PROBLEM STATEMENT: Select the lines that hold the word "document" and copy each one.

Records from a data source:
---*---
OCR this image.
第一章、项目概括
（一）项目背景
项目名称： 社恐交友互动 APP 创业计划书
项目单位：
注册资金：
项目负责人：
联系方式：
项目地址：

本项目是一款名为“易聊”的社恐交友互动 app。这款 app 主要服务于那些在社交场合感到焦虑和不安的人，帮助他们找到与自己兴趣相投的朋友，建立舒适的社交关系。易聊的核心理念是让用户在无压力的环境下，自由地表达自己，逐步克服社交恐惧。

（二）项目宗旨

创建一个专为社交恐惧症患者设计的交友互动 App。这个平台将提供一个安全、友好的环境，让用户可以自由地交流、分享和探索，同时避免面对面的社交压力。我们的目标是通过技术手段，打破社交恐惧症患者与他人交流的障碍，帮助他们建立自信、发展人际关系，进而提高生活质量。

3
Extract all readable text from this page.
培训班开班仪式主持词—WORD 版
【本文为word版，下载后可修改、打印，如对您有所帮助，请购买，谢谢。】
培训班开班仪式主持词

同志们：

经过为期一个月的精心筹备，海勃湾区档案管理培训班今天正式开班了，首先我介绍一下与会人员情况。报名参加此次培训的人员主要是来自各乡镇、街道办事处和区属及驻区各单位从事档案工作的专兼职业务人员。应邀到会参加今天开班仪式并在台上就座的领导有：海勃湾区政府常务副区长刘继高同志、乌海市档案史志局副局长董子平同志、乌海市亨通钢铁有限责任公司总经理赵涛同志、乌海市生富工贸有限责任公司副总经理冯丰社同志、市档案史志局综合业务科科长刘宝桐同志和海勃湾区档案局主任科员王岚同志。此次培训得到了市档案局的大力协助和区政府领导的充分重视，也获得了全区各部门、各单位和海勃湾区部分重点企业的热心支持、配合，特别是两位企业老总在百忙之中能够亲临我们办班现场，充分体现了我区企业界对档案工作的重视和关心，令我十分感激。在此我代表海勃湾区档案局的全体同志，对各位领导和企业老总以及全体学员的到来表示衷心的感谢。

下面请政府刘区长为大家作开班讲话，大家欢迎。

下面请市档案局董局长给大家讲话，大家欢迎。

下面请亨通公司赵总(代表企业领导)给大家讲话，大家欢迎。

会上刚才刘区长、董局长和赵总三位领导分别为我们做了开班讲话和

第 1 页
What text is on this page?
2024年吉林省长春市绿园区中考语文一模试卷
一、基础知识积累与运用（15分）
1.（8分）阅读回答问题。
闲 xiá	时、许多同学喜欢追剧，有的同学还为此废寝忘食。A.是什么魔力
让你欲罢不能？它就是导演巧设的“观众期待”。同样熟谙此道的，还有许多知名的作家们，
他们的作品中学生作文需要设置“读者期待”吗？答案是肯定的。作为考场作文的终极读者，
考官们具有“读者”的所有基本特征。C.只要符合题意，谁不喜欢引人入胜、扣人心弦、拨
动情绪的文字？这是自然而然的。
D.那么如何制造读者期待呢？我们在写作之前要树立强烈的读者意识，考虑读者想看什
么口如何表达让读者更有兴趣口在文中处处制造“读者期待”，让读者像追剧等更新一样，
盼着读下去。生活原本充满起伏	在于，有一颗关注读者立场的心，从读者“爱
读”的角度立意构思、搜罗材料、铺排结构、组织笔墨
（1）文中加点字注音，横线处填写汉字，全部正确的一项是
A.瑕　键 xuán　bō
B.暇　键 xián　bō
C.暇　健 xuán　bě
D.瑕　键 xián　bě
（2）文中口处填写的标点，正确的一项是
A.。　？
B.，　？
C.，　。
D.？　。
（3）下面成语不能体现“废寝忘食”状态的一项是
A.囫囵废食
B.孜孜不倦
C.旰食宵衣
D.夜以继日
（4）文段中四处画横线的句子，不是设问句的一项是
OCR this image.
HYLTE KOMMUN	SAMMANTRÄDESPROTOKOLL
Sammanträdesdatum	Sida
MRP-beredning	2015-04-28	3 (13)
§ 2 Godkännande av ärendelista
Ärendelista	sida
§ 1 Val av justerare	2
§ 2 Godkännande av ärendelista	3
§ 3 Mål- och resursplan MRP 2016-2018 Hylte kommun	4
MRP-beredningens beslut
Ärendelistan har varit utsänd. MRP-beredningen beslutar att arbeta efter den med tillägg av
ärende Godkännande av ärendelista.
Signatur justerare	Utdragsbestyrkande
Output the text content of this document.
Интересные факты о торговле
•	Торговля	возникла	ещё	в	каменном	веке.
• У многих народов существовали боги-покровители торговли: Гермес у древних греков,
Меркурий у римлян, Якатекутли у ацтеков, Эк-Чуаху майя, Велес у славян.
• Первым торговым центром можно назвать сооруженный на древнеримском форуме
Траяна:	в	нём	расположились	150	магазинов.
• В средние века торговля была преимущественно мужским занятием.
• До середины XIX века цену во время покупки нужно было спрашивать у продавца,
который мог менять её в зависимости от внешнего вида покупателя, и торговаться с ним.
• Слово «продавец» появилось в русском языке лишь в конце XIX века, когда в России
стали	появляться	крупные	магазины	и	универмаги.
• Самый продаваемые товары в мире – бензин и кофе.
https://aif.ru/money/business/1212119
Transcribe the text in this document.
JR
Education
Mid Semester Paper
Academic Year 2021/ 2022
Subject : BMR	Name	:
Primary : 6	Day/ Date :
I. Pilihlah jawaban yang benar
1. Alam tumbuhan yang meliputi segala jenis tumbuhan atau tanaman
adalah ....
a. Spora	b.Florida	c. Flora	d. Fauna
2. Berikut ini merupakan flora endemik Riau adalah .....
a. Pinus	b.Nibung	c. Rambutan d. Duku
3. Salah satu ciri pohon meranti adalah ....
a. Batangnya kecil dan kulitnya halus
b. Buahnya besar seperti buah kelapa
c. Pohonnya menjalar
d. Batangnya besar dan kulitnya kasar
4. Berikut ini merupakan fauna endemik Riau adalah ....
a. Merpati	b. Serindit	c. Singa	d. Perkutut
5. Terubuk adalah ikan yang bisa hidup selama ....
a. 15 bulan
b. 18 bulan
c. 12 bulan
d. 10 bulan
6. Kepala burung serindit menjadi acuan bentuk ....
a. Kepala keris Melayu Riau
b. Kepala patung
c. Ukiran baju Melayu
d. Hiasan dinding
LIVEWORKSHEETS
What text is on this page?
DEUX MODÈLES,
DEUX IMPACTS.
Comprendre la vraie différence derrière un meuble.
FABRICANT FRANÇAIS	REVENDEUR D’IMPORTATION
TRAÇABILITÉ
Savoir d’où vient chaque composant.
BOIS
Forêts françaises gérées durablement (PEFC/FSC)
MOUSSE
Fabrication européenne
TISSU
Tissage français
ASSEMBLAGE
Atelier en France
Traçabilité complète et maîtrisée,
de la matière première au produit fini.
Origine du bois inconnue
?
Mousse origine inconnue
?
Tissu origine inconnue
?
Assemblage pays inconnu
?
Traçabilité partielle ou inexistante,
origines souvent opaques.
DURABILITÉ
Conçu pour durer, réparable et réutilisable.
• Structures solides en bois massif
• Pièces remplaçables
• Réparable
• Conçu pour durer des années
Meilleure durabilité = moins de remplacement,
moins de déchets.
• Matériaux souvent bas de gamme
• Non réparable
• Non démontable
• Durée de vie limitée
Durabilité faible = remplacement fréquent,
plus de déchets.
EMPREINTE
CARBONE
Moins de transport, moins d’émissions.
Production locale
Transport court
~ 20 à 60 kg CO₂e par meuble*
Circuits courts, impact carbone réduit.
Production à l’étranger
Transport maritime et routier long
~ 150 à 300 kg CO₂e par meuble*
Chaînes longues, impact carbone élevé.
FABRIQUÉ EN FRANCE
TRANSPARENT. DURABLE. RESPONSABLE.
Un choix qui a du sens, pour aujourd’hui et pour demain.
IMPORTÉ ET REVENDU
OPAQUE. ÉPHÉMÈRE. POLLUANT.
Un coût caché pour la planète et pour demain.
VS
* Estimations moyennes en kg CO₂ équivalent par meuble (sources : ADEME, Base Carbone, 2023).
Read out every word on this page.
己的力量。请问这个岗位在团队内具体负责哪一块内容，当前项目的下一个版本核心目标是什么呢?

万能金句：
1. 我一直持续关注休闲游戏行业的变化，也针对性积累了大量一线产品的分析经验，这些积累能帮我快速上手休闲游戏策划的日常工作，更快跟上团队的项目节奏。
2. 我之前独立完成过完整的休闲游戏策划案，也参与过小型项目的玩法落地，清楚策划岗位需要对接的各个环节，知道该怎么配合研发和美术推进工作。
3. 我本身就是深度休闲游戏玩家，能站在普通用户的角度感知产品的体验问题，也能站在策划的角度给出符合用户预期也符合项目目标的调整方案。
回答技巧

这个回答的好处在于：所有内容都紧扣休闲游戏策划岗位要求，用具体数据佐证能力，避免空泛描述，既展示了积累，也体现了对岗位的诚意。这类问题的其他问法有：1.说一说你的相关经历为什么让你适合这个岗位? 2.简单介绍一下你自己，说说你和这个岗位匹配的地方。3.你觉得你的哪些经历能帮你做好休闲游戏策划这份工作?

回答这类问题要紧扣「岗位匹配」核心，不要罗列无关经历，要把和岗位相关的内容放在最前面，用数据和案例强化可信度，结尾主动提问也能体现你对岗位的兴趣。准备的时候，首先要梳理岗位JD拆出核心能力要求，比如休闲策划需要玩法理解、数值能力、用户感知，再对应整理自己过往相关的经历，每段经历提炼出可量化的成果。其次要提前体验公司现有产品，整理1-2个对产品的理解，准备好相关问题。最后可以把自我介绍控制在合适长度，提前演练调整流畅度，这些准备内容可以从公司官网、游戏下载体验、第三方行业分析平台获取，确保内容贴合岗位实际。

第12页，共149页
---*---
TASK ANSWER:
Output the text content of this document.
Transcribe the text in this document.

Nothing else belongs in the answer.